- Listed entries -
##########

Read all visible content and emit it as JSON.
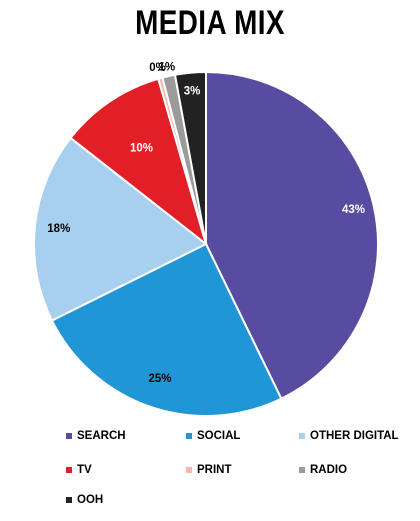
{
  "chart_data": {
    "type": "pie",
    "title": "MEDIA MIX",
    "start_angle_deg": 0,
    "direction": "clockwise",
    "slices": [
      {
        "name": "SEARCH",
        "value": 43,
        "label": "43%",
        "color": "#574c9f",
        "label_color": "#ffffff"
      },
      {
        "name": "SOCIAL",
        "value": 25,
        "label": "25%",
        "color": "#2196d6",
        "label_color": "#000000"
      },
      {
        "name": "OTHER DIGITAL",
        "value": 18,
        "label": "18%",
        "color": "#a7d0ef",
        "label_color": "#000000"
      },
      {
        "name": "TV",
        "value": 10,
        "label": "10%",
        "color": "#e21f26",
        "label_color": "#ffffff"
      },
      {
        "name": "PRINT",
        "value": 0.4,
        "label": "0%",
        "color": "#f5b7b3",
        "label_color": "#000000"
      },
      {
        "name": "RADIO",
        "value": 1.2,
        "label": "1%",
        "color": "#9b9b9b",
        "label_color": "#000000"
      },
      {
        "name": "OOH",
        "value": 2.9,
        "label": "3%",
        "color": "#222222",
        "label_color": "#ffffff"
      }
    ],
    "legend": {
      "position": "bottom",
      "items": [
        "SEARCH",
        "SOCIAL",
        "OTHER DIGITAL",
        "TV",
        "PRINT",
        "RADIO",
        "OOH"
      ]
    }
  }
}
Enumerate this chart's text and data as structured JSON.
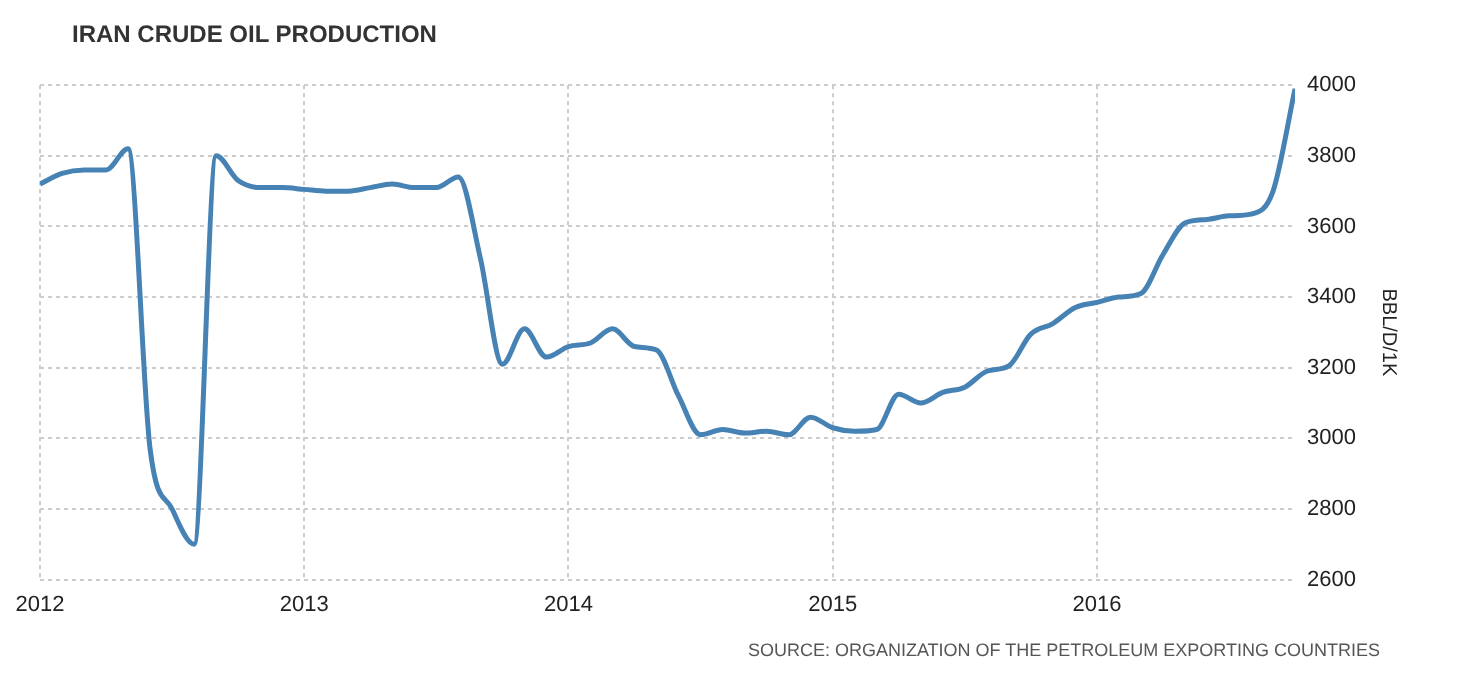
{
  "chart_data": {
    "type": "line",
    "title": "IRAN CRUDE OIL PRODUCTION",
    "ylabel": "BBL/D/1K",
    "annotations": [
      "SOURCE: ORGANIZATION OF THE PETROLEUM EXPORTING COUNTRIES"
    ],
    "x": [
      "2012-01",
      "2012-02",
      "2012-03",
      "2012-04",
      "2012-05",
      "2012-06",
      "2012-07",
      "2012-08",
      "2012-09",
      "2012-10",
      "2012-11",
      "2012-12",
      "2013-01",
      "2013-02",
      "2013-03",
      "2013-04",
      "2013-05",
      "2013-06",
      "2013-07",
      "2013-08",
      "2013-09",
      "2013-10",
      "2013-11",
      "2013-12",
      "2014-01",
      "2014-02",
      "2014-03",
      "2014-04",
      "2014-05",
      "2014-06",
      "2014-07",
      "2014-08",
      "2014-09",
      "2014-10",
      "2014-11",
      "2014-12",
      "2015-01",
      "2015-02",
      "2015-03",
      "2015-04",
      "2015-05",
      "2015-06",
      "2015-07",
      "2015-08",
      "2015-09",
      "2015-10",
      "2015-11",
      "2015-12",
      "2016-01",
      "2016-02",
      "2016-03",
      "2016-04",
      "2016-05",
      "2016-06",
      "2016-07",
      "2016-08",
      "2016-09",
      "2016-10"
    ],
    "series": [
      {
        "color": "#4682b4",
        "values": [
          3720,
          3750,
          3760,
          3760,
          3820,
          2970,
          2800,
          2700,
          3800,
          3730,
          3710,
          3710,
          3705,
          3700,
          3700,
          3710,
          3720,
          3710,
          3710,
          3740,
          3510,
          3210,
          3310,
          3230,
          3260,
          3270,
          3310,
          3260,
          3250,
          3120,
          3010,
          3025,
          3015,
          3020,
          3010,
          3060,
          3030,
          3020,
          3025,
          3125,
          3100,
          3130,
          3145,
          3190,
          3205,
          3295,
          3325,
          3370,
          3385,
          3400,
          3410,
          3520,
          3610,
          3620,
          3630,
          3635,
          3700,
          3990
        ]
      }
    ],
    "xlim": [
      "2012-01",
      "2016-10"
    ],
    "xticks": [
      "2012",
      "2013",
      "2014",
      "2015",
      "2016"
    ],
    "ylim": [
      2600,
      4000
    ],
    "yticks": [
      2600,
      2800,
      3000,
      3200,
      3400,
      3600,
      3800,
      4000
    ],
    "grid": true,
    "legend": false,
    "marker": "none",
    "line_style": "solid"
  }
}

##########

Leave the pictures out and reproduce all of the records exactly.

- Solution for this problem -
Read all visible content and emit it as JSON.
{
  "chart_data": {
    "type": "pie",
    "title": "MEDIA MIX",
    "start_angle_deg": 0,
    "direction": "clockwise",
    "slices": [
      {
        "name": "SEARCH",
        "value": 43,
        "label": "43%",
        "color": "#574c9f",
        "label_color": "#ffffff"
      },
      {
        "name": "SOCIAL",
        "value": 25,
        "label": "25%",
        "color": "#2196d6",
        "label_color": "#000000"
      },
      {
        "name": "OTHER DIGITAL",
        "value": 18,
        "label": "18%",
        "color": "#a7d0ef",
        "label_color": "#000000"
      },
      {
        "name": "TV",
        "value": 10,
        "label": "10%",
        "color": "#e21f26",
        "label_color": "#ffffff"
      },
      {
        "name": "PRINT",
        "value": 0.4,
        "label": "0%",
        "color": "#f5b7b3",
        "label_color": "#000000"
      },
      {
        "name": "RADIO",
        "value": 1.2,
        "label": "1%",
        "color": "#9b9b9b",
        "label_color": "#000000"
      },
      {
        "name": "OOH",
        "value": 2.9,
        "label": "3%",
        "color": "#222222",
        "label_color": "#ffffff"
      }
    ],
    "legend": {
      "position": "bottom",
      "items": [
        "SEARCH",
        "SOCIAL",
        "OTHER DIGITAL",
        "TV",
        "PRINT",
        "RADIO",
        "OOH"
      ]
    }
  }
}
Enumerate this chart's text and data as structured JSON.
{
  "chart_data": {
    "type": "line",
    "title": "IRAN CRUDE OIL PRODUCTION",
    "ylabel": "BBL/D/1K",
    "annotations": [
      "SOURCE: ORGANIZATION OF THE PETROLEUM EXPORTING COUNTRIES"
    ],
    "x": [
      "2012-01",
      "2012-02",
      "2012-03",
      "2012-04",
      "2012-05",
      "2012-06",
      "2012-07",
      "2012-08",
      "2012-09",
      "2012-10",
      "2012-11",
      "2012-12",
      "2013-01",
      "2013-02",
      "2013-03",
      "2013-04",
      "2013-05",
      "2013-06",
      "2013-07",
      "2013-08",
      "2013-09",
      "2013-10",
      "2013-11",
      "2013-12",
      "2014-01",
      "2014-02",
      "2014-03",
      "2014-04",
      "2014-05",
      "2014-06",
      "2014-07",
      "2014-08",
      "2014-09",
      "2014-10",
      "2014-11",
      "2014-12",
      "2015-01",
      "2015-02",
      "2015-03",
      "2015-04",
      "2015-05",
      "2015-06",
      "2015-07",
      "2015-08",
      "2015-09",
      "2015-10",
      "2015-11",
      "2015-12",
      "2016-01",
      "2016-02",
      "2016-03",
      "2016-04",
      "2016-05",
      "2016-06",
      "2016-07",
      "2016-08",
      "2016-09",
      "2016-10"
    ],
    "series": [
      {
        "color": "#4682b4",
        "values": [
          3720,
          3750,
          3760,
          3760,
          3820,
          2970,
          2800,
          2700,
          3800,
          3730,
          3710,
          3710,
          3705,
          3700,
          3700,
          3710,
          3720,
          3710,
          3710,
          3740,
          3510,
          3210,
          3310,
          3230,
          3260,
          3270,
          3310,
          3260,
          3250,
          3120,
          3010,
          3025,
          3015,
          3020,
          3010,
          3060,
          3030,
          3020,
          3025,
          3125,
          3100,
          3130,
          3145,
          3190,
          3205,
          3295,
          3325,
          3370,
          3385,
          3400,
          3410,
          3520,
          3610,
          3620,
          3630,
          3635,
          3700,
          3990
        ]
      }
    ],
    "xlim": [
      "2012-01",
      "2016-10"
    ],
    "xticks": [
      "2012",
      "2013",
      "2014",
      "2015",
      "2016"
    ],
    "ylim": [
      2600,
      4000
    ],
    "yticks": [
      2600,
      2800,
      3000,
      3200,
      3400,
      3600,
      3800,
      4000
    ],
    "grid": true,
    "legend": false,
    "marker": "none",
    "line_style": "solid"
  }
}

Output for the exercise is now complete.